### Work to do
In the listing below, find every line with the string "Setor" and pull it out.

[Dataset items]
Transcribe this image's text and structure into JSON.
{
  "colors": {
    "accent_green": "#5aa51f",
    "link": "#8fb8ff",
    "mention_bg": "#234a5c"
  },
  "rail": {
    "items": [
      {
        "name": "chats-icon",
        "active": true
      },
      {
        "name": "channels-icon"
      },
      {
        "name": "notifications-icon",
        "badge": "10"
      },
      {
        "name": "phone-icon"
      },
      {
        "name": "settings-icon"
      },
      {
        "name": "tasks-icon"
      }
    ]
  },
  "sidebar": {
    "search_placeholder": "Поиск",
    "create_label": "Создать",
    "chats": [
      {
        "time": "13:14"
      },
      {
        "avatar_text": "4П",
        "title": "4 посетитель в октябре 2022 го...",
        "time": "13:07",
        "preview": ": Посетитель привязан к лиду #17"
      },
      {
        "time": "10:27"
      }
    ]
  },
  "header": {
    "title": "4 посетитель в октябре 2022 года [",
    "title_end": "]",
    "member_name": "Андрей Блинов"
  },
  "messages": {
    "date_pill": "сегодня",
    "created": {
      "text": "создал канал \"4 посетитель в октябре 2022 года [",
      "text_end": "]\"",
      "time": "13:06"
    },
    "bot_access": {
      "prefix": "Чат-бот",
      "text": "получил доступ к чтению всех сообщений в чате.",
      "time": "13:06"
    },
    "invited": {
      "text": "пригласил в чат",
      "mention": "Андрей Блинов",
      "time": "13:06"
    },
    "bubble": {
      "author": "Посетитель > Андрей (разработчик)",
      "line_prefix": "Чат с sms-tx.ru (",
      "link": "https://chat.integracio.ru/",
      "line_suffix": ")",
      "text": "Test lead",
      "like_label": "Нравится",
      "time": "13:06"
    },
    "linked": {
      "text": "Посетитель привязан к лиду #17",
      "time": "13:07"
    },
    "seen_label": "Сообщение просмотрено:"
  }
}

...

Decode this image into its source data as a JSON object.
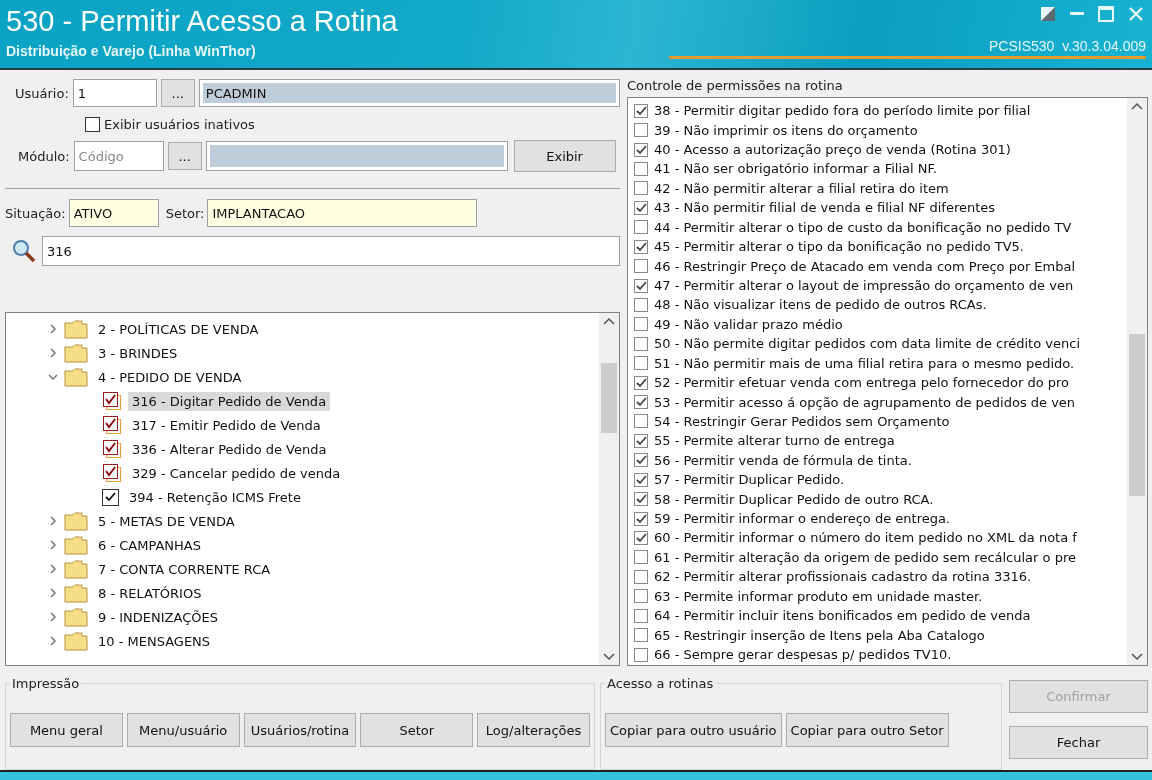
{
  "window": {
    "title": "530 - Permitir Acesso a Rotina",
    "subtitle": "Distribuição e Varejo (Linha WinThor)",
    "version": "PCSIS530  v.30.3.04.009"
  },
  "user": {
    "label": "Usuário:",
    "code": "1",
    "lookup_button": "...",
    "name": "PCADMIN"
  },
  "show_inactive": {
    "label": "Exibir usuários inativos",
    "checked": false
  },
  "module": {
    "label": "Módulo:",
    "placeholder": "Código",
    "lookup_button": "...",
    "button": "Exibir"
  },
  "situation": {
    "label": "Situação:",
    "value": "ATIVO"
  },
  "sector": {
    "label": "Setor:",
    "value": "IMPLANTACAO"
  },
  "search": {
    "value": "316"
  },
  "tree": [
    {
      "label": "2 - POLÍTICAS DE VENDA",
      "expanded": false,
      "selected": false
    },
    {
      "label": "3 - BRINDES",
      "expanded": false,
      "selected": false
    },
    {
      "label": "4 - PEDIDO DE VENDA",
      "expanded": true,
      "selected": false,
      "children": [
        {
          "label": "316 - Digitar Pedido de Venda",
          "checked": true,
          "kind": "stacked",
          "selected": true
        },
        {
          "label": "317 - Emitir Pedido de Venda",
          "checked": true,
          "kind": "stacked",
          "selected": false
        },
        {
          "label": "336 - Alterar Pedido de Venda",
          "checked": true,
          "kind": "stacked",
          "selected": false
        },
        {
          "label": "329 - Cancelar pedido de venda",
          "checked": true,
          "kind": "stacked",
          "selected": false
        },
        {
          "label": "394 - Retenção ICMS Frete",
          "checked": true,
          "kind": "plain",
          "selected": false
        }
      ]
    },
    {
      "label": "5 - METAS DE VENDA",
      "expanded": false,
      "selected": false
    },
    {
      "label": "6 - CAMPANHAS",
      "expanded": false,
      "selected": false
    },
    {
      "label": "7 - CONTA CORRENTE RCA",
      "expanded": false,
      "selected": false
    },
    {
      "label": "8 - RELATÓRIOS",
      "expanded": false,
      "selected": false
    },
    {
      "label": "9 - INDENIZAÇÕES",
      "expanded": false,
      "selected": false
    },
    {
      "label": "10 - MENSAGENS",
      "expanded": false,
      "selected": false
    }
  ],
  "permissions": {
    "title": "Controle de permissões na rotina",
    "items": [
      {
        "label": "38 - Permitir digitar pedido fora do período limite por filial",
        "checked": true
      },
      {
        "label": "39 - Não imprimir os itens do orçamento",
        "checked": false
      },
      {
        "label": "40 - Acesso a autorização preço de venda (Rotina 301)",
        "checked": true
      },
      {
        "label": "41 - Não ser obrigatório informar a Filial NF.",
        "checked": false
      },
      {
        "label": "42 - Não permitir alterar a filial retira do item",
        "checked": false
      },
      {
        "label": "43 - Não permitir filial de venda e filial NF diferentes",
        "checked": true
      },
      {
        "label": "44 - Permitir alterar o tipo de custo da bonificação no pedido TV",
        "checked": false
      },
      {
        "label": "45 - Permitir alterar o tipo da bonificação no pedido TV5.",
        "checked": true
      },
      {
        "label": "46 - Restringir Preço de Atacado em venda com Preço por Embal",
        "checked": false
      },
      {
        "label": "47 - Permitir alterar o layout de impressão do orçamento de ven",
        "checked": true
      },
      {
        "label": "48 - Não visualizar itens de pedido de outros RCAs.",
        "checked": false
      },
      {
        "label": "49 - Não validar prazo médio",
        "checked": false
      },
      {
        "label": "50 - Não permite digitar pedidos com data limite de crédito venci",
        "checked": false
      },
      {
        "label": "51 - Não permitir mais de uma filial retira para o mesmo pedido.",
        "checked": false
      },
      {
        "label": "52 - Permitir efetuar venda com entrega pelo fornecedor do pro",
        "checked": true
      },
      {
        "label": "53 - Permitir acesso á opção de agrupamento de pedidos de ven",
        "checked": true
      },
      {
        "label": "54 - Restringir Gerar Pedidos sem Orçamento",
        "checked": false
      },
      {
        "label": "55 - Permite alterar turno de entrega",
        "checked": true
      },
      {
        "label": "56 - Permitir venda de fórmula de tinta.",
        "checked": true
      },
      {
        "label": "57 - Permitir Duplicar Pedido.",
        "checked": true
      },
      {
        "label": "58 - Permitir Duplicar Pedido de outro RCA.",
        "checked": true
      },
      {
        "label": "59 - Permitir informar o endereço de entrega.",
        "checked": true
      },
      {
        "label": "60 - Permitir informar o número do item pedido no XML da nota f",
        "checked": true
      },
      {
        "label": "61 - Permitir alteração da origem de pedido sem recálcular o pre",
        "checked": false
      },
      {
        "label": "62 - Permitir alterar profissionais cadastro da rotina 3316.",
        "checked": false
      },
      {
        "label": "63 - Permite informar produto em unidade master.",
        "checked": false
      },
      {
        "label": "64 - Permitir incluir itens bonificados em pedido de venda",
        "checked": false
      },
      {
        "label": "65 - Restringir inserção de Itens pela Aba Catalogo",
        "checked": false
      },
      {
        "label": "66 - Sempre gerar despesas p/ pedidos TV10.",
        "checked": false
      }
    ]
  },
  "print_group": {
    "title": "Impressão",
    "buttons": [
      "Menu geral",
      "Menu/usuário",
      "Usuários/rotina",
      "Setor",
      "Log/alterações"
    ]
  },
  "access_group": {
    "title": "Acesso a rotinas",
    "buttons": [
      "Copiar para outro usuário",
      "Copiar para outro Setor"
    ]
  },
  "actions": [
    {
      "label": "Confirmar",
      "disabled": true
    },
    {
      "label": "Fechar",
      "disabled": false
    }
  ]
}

### Exercise response
    "label": "Setor:",
      "Setor",
      "Copiar para outro Setor"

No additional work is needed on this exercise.